- _PROBLEM TO SOLVE_
Write the number of lines holding the word "形成典型应用场景", and nothing else.

────────

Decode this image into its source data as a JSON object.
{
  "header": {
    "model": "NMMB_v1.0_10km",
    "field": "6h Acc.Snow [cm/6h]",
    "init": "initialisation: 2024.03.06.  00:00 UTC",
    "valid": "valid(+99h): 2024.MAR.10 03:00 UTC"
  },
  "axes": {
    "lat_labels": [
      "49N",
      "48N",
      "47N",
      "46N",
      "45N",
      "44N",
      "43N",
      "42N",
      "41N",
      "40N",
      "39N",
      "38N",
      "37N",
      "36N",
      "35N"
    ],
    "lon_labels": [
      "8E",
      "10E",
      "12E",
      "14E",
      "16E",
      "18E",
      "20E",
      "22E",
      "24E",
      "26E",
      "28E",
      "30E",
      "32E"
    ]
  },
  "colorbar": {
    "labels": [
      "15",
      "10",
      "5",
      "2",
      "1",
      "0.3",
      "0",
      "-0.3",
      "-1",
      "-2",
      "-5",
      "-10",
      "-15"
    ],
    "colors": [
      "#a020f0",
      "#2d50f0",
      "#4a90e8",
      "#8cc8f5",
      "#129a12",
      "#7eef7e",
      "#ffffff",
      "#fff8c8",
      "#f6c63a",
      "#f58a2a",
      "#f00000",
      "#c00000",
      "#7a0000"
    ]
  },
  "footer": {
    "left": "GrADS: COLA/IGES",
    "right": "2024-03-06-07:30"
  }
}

────────

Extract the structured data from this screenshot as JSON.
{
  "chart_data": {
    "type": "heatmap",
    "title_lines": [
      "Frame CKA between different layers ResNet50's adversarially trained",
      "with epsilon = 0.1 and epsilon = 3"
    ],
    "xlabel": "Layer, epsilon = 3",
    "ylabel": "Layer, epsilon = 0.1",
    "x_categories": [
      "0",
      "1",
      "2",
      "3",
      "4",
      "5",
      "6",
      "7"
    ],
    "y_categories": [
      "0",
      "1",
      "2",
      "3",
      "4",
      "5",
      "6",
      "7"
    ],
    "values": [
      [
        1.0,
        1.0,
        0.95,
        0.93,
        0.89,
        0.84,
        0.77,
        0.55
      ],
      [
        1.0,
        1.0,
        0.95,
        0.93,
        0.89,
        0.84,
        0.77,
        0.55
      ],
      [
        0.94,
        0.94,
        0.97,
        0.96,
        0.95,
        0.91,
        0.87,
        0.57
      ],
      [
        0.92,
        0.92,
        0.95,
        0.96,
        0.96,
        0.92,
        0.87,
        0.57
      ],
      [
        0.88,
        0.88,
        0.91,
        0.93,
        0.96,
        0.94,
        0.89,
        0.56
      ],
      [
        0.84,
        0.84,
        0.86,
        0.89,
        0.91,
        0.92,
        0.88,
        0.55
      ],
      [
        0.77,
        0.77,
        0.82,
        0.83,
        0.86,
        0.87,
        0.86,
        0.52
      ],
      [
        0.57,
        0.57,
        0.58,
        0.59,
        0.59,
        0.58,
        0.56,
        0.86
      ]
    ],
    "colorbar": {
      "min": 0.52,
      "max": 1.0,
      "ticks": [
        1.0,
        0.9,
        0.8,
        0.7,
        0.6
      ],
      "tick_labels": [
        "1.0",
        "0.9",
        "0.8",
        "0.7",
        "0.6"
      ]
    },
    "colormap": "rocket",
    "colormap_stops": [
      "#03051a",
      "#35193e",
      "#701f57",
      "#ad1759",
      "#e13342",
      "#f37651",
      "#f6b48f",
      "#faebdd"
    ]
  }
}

────────

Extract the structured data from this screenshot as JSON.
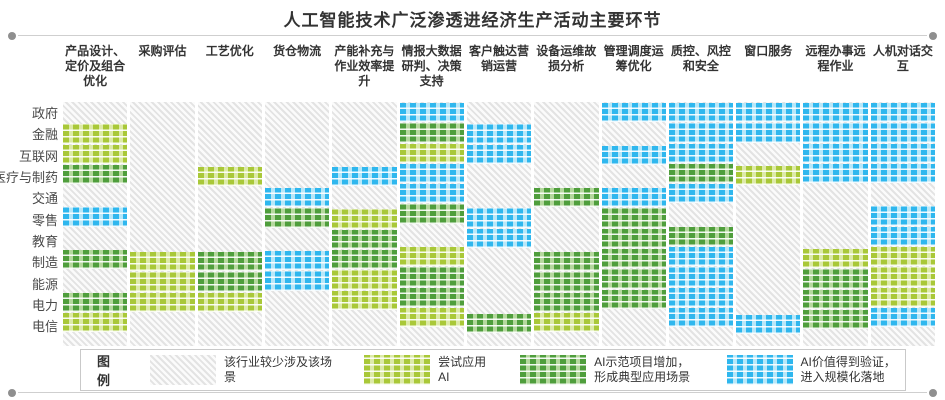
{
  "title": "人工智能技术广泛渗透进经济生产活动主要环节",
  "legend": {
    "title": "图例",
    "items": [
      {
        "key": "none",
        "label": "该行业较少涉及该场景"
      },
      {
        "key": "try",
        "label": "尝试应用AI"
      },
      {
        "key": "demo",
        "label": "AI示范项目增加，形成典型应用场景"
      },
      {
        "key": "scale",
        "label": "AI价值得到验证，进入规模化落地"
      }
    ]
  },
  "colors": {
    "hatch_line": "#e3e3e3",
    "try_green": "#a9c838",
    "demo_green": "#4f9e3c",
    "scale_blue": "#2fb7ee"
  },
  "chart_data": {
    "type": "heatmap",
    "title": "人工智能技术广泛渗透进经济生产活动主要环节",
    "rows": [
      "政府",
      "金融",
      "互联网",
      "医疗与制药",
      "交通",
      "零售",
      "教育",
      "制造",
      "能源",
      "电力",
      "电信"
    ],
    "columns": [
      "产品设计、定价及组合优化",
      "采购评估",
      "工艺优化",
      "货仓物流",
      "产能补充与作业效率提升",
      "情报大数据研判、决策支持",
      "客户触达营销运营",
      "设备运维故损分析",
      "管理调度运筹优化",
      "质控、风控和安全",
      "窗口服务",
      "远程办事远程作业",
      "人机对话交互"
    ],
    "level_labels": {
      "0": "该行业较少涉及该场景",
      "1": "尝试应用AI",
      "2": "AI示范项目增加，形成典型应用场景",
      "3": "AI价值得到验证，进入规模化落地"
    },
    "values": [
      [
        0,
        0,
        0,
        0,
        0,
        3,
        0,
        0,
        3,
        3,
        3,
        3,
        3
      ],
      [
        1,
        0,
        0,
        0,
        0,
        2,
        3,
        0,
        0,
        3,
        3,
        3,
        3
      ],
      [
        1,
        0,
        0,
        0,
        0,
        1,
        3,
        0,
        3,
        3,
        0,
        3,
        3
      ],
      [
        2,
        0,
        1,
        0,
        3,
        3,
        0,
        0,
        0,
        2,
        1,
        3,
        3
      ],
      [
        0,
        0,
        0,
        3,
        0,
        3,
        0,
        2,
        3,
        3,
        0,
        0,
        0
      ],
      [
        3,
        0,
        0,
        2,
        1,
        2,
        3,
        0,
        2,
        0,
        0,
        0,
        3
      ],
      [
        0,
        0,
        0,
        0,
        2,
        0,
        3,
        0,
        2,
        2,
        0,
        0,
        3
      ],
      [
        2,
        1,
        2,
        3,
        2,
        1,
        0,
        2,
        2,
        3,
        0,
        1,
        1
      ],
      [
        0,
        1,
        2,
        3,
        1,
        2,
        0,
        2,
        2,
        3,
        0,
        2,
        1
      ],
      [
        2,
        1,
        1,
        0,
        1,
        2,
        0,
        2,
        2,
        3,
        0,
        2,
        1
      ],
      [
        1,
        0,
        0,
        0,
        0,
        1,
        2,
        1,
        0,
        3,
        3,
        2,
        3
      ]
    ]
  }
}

────────

- _FINAL RESULT_
2